Exercise brief:
Every entry below must be repeated exactly; skip the pictures.

Recorded data:
---
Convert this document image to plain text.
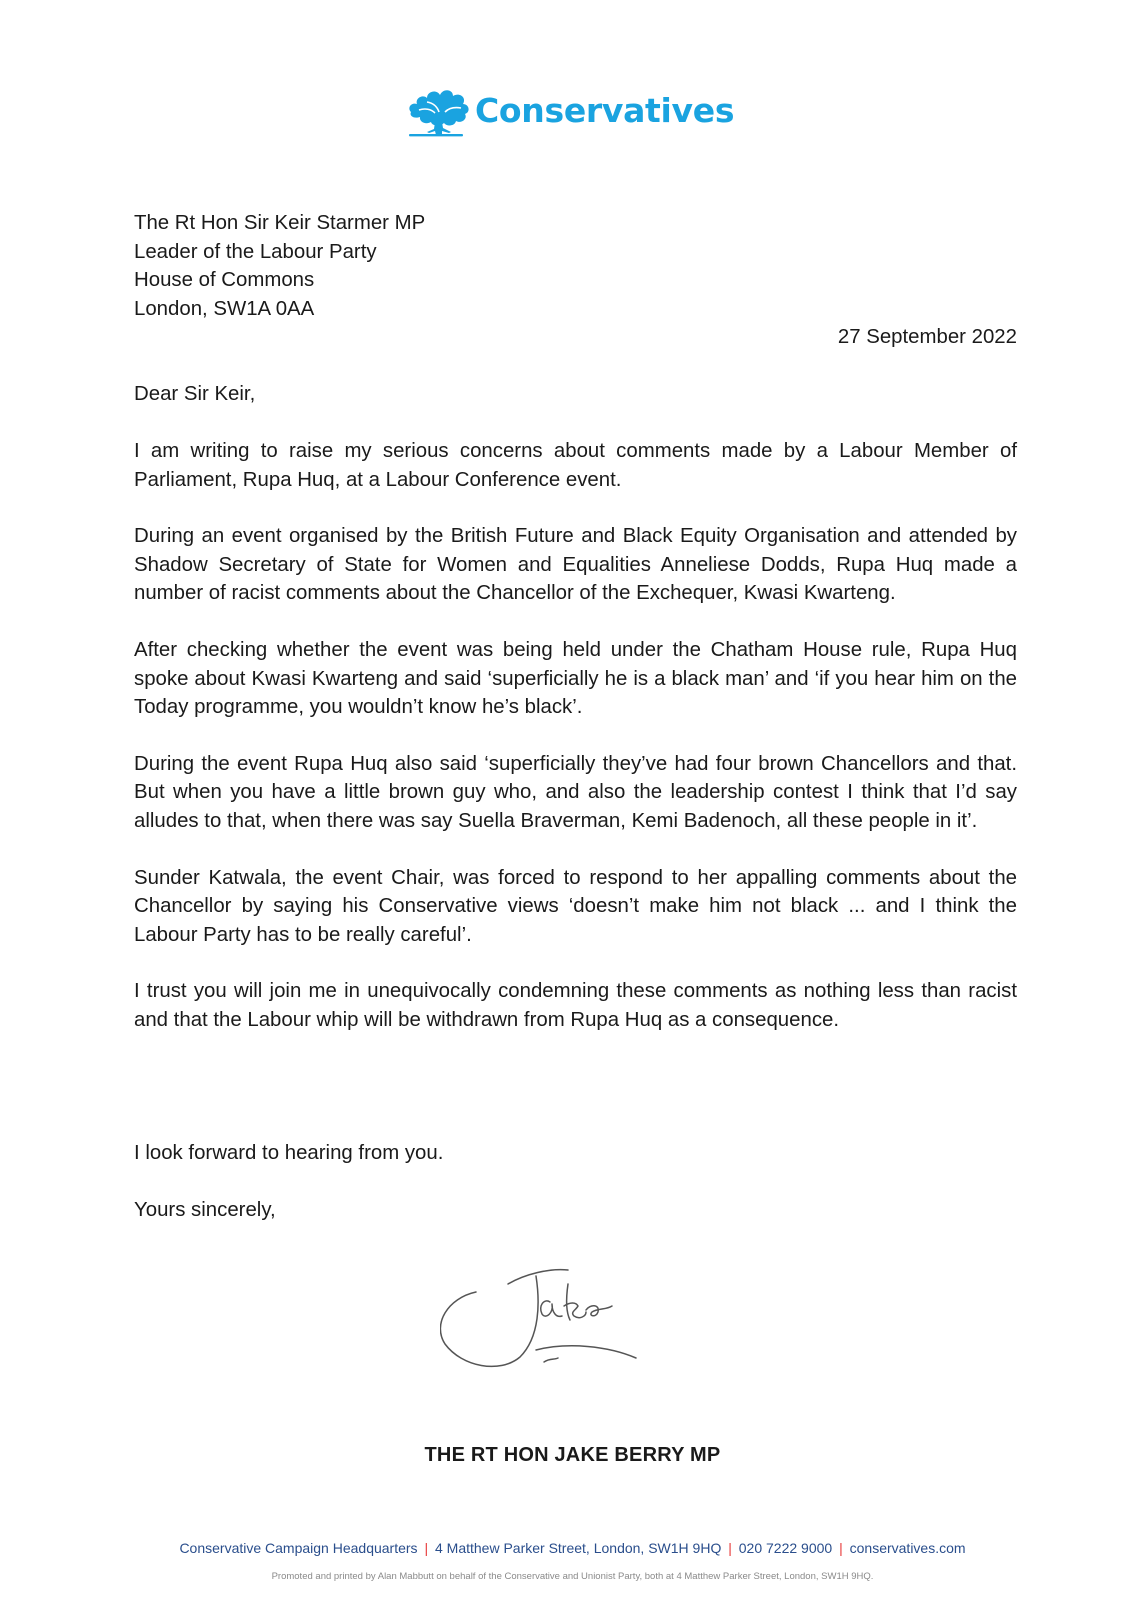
Conservatives
The Rt Hon Sir Keir Starmer MP
Leader of the Labour Party
House of Commons
London, SW1A 0AA
27 September 2022
Dear Sir Keir,

I am writing to raise my serious concerns about comments made by a Labour Member of Parliament, Rupa Huq, at a Labour Conference event.

During an event organised by the British Future and Black Equity Organisation and attended by Shadow Secretary of State for Women and Equalities Anneliese Dodds, Rupa Huq made a number of racist comments about the Chancellor of the Exchequer, Kwasi Kwarteng.

After checking whether the event was being held under the Chatham House rule, Rupa Huq spoke about Kwasi Kwarteng and said ‘superficially he is a black man’ and ‘if you hear him on the Today programme, you wouldn’t know he’s black’.

During the event Rupa Huq also said ‘superficially they’ve had four brown Chancellors and that. But when you have a little brown guy who, and also the leadership contest I think that I’d say alludes to that, when there was say Suella Braverman, Kemi Badenoch, all these people in it’.

Sunder Katwala, the event Chair, was forced to respond to her appalling comments about the Chancellor by saying his Conservative views ‘doesn’t make him not black ... and I think the Labour Party has to be really careful’.

I trust you will join me in unequivocally condemning these comments as nothing less than racist and that the Labour whip will be withdrawn from Rupa Huq as a consequence.

I look forward to hearing from you.

Yours sincerely,

THE RT HON JAKE BERRY MP
Conservative Campaign Headquarters | 4 Matthew Parker Street, London, SW1H 9HQ | 020 7222 9000 | conservatives.com
Promoted and printed by Alan Mabbutt on behalf of the Conservative and Unionist Party, both at 4 Matthew Parker Street, London, SW1H 9HQ.
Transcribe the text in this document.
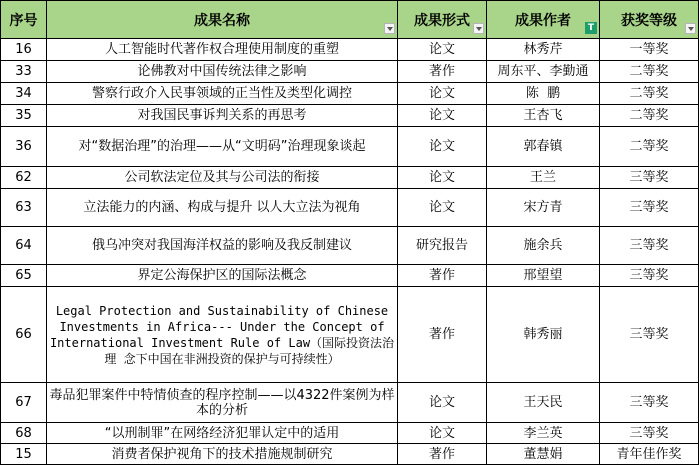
序号	成果名称	成果形式	成果作者 T	获奖等级

16	人工智能时代著作权合理使用制度的重塑	论文	林秀芹	一等奖
33	论佛教对中国传统法律之影响	著作	周东平、李勤通	二等奖
34	警察行政介入民事领域的正当性及类型化调控	论文	陈  鹏	二等奖
35	对我国民事诉判关系的再思考	论文	王杏飞	二等奖
36	对“数据治理”的治理——从“文明码”治理现象谈起	论文	郭春镇	二等奖
62	公司软法定位及其与公司法的衔接	论文	王兰	三等奖
63	立法能力的内涵、构成与提升 以人大立法为视角	论文	宋方青	三等奖
64	俄乌冲突对我国海洋权益的影响及我反制建议	研究报告	施余兵	三等奖
65	界定公海保护区的国际法概念	著作	邢望望	三等奖
66	Legal Protection and Sustainability of Chinese Investments in Africa--- Under the Concept of International Investment Rule of Law（国际投资法治理 念下中国在非洲投资的保护与可持续性）	著作	韩秀丽	三等奖
67	毒品犯罪案件中特情侦查的程序控制——以4322件案例为样本的分析	论文	王天民	三等奖
68	“以刑制罪”在网络经济犯罪认定中的适用	论文	李兰英	三等奖
15	消费者保护视角下的技术措施规制研究	著作	董慧娟	青年佳作奖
---
Full response:
Convert this document image to plain text.
Conservatives
The Rt Hon Sir Keir Starmer MP
Leader of the Labour Party
House of Commons
London, SW1A 0AA
27 September 2022
Dear Sir Keir,

I am writing to raise my serious concerns about comments made by a Labour Member of Parliament, Rupa Huq, at a Labour Conference event.

During an event organised by the British Future and Black Equity Organisation and attended by Shadow Secretary of State for Women and Equalities Anneliese Dodds, Rupa Huq made a number of racist comments about the Chancellor of the Exchequer, Kwasi Kwarteng.

After checking whether the event was being held under the Chatham House rule, Rupa Huq spoke about Kwasi Kwarteng and said ‘superficially he is a black man’ and ‘if you hear him on the Today programme, you wouldn’t know he’s black’.

During the event Rupa Huq also said ‘superficially they’ve had four brown Chancellors and that. But when you have a little brown guy who, and also the leadership contest I think that I’d say alludes to that, when there was say Suella Braverman, Kemi Badenoch, all these people in it’.

Sunder Katwala, the event Chair, was forced to respond to her appalling comments about the Chancellor by saying his Conservative views ‘doesn’t make him not black ... and I think the Labour Party has to be really careful’.

I trust you will join me in unequivocally condemning these comments as nothing less than racist and that the Labour whip will be withdrawn from Rupa Huq as a consequence.

I look forward to hearing from you.

Yours sincerely,

THE RT HON JAKE BERRY MP
Conservative Campaign Headquarters | 4 Matthew Parker Street, London, SW1H 9HQ | 020 7222 9000 | conservatives.com
Promoted and printed by Alan Mabbutt on behalf of the Conservative and Unionist Party, both at 4 Matthew Parker Street, London, SW1H 9HQ.
Transcribe the text in this document.
序号	成果名称	成果形式	成果作者 T	获奖等级

16	人工智能时代著作权合理使用制度的重塑	论文	林秀芹	一等奖
33	论佛教对中国传统法律之影响	著作	周东平、李勤通	二等奖
34	警察行政介入民事领域的正当性及类型化调控	论文	陈  鹏	二等奖
35	对我国民事诉判关系的再思考	论文	王杏飞	二等奖
36	对“数据治理”的治理——从“文明码”治理现象谈起	论文	郭春镇	二等奖
62	公司软法定位及其与公司法的衔接	论文	王兰	三等奖
63	立法能力的内涵、构成与提升 以人大立法为视角	论文	宋方青	三等奖
64	俄乌冲突对我国海洋权益的影响及我反制建议	研究报告	施余兵	三等奖
65	界定公海保护区的国际法概念	著作	邢望望	三等奖
66	Legal Protection and Sustainability of Chinese Investments in Africa--- Under the Concept of International Investment Rule of Law（国际投资法治理 念下中国在非洲投资的保护与可持续性）	著作	韩秀丽	三等奖
67	毒品犯罪案件中特情侦查的程序控制——以4322件案例为样本的分析	论文	王天民	三等奖
68	“以刑制罪”在网络经济犯罪认定中的适用	论文	李兰英	三等奖
15	消费者保护视角下的技术措施规制研究	著作	董慧娟	青年佳作奖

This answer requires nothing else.